── Records provided ──

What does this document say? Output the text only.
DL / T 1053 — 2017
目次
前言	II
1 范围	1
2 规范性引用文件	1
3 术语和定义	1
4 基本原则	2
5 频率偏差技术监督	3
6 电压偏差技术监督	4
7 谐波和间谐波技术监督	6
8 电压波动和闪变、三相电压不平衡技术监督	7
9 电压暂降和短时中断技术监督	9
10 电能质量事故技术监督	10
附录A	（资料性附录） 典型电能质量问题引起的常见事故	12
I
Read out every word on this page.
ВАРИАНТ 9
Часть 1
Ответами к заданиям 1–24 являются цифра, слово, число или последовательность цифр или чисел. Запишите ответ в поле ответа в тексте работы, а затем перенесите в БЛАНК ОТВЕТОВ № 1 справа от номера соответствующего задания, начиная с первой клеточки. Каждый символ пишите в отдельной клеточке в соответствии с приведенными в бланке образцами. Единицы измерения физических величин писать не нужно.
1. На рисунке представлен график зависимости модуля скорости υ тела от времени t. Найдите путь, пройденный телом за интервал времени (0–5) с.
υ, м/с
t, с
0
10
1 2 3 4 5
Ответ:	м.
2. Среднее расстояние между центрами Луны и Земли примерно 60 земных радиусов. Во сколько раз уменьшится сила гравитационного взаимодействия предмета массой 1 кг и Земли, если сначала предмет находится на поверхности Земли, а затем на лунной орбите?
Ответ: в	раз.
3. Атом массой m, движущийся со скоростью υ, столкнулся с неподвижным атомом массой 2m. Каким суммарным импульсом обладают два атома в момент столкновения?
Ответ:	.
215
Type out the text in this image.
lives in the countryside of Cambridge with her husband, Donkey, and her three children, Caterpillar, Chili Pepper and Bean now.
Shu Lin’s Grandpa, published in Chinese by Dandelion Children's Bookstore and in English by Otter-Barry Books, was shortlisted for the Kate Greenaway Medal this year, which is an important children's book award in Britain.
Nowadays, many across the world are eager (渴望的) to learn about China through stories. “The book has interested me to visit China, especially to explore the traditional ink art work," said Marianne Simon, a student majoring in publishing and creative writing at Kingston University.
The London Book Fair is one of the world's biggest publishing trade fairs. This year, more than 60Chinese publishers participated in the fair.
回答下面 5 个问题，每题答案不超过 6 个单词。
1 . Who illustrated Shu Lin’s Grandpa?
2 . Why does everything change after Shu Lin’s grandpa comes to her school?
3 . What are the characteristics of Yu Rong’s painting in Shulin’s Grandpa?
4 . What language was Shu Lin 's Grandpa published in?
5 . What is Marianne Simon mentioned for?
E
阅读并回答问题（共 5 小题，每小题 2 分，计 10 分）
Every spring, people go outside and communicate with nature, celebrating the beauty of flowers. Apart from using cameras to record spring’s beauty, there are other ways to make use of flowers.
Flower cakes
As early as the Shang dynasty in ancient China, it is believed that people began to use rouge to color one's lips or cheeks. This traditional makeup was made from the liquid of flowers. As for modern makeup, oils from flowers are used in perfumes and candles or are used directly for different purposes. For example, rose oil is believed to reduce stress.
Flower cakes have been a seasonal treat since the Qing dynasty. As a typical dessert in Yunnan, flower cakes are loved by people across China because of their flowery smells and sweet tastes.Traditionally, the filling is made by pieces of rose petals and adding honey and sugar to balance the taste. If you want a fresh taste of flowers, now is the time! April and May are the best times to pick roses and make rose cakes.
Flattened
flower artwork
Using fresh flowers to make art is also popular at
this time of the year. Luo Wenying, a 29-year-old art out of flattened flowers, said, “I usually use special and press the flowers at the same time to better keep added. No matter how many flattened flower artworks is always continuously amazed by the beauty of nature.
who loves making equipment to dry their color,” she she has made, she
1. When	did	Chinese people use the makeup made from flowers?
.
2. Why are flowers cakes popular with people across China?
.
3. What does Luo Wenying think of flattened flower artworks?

───

Problem description: Using the entries above, return each line that includes the word "Wenying".

Solution:
this time of the year. Luo Wenying, a 29-year-old art out of flattened flowers, said, “I usually use special and press the flowers at the same time to better keep added. No matter how many flattened flower artworks is always continuously amazed by the beauty of nature.
3. What does Luo Wenying think of flattened flower artworks?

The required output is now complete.